Using the listing below, report all lines holding the word "title".

++++++++++++++++++++

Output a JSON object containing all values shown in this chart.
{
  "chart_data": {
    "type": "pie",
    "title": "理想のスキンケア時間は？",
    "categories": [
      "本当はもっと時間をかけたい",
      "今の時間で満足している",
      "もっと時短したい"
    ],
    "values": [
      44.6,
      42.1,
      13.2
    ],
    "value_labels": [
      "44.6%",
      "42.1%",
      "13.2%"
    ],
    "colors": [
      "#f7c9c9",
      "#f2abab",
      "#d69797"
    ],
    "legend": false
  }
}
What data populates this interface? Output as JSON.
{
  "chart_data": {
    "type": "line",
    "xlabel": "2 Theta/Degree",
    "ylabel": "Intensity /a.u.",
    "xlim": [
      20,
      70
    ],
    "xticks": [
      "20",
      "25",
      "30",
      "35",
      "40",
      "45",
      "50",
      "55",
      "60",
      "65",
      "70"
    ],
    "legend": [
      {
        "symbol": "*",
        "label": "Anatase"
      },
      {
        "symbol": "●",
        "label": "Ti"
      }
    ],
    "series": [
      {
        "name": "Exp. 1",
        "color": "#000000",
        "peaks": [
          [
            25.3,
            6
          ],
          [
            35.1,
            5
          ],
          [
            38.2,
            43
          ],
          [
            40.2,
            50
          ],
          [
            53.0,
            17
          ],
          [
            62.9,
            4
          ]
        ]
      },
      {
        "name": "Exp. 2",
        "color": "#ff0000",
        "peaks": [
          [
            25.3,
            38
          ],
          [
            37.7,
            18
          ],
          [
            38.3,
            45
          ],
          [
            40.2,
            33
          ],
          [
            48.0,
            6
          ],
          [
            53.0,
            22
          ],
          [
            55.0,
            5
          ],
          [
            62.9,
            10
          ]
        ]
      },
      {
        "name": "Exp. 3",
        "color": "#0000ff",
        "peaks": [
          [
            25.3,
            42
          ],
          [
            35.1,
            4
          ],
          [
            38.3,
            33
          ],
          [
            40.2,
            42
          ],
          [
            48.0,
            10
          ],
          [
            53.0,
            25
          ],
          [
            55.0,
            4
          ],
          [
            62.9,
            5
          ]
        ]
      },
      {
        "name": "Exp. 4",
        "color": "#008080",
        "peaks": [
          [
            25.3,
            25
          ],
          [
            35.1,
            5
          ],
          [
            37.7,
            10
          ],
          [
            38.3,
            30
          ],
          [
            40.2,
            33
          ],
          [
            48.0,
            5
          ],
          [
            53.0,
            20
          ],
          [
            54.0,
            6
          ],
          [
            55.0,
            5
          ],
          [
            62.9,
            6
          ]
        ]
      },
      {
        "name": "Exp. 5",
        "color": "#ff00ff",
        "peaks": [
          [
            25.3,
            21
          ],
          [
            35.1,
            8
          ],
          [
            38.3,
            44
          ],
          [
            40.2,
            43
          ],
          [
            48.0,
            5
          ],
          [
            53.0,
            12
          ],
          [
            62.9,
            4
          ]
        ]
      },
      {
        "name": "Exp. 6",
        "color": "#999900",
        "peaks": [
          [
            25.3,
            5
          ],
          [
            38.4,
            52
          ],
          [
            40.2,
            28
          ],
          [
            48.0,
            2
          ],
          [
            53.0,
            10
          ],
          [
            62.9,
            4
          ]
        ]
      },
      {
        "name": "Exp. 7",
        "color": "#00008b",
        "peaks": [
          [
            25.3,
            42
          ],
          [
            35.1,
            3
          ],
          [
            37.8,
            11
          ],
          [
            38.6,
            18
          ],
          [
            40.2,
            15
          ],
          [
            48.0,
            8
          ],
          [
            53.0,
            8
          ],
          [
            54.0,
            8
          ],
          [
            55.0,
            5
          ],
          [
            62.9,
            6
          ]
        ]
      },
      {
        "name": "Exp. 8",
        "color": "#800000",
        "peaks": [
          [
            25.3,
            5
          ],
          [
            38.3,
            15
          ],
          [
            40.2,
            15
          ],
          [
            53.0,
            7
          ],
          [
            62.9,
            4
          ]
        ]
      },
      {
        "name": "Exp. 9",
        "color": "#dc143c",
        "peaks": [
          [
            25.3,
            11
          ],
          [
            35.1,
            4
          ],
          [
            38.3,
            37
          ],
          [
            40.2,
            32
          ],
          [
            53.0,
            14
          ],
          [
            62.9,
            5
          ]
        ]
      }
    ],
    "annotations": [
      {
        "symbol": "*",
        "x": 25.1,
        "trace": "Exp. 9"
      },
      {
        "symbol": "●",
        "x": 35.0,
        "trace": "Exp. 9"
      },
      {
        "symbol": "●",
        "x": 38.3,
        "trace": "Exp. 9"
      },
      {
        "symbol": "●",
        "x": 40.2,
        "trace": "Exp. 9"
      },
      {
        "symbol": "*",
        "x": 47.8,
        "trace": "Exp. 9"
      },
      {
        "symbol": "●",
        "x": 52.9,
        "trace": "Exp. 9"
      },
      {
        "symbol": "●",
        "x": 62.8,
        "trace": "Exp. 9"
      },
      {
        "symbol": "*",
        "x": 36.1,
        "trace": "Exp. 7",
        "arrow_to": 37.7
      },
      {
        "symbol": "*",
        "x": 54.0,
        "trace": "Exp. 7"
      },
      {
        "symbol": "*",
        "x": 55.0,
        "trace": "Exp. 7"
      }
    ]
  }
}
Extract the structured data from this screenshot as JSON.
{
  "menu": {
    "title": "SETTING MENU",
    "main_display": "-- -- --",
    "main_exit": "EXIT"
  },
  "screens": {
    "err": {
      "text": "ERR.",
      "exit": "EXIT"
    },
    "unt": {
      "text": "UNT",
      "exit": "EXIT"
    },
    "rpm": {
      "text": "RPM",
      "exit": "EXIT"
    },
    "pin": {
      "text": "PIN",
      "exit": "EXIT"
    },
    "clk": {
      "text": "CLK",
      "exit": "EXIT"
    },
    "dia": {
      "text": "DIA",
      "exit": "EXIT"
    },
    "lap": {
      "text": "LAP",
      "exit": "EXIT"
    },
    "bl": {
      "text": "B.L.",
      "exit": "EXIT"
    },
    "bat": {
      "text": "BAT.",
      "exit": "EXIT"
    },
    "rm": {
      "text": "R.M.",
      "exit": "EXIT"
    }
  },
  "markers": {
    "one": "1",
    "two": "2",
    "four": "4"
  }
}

++++++++++++++++++++

Expected output |
    "title": "理想のスキンケア時間は？",
    "title": "SETTING MENU",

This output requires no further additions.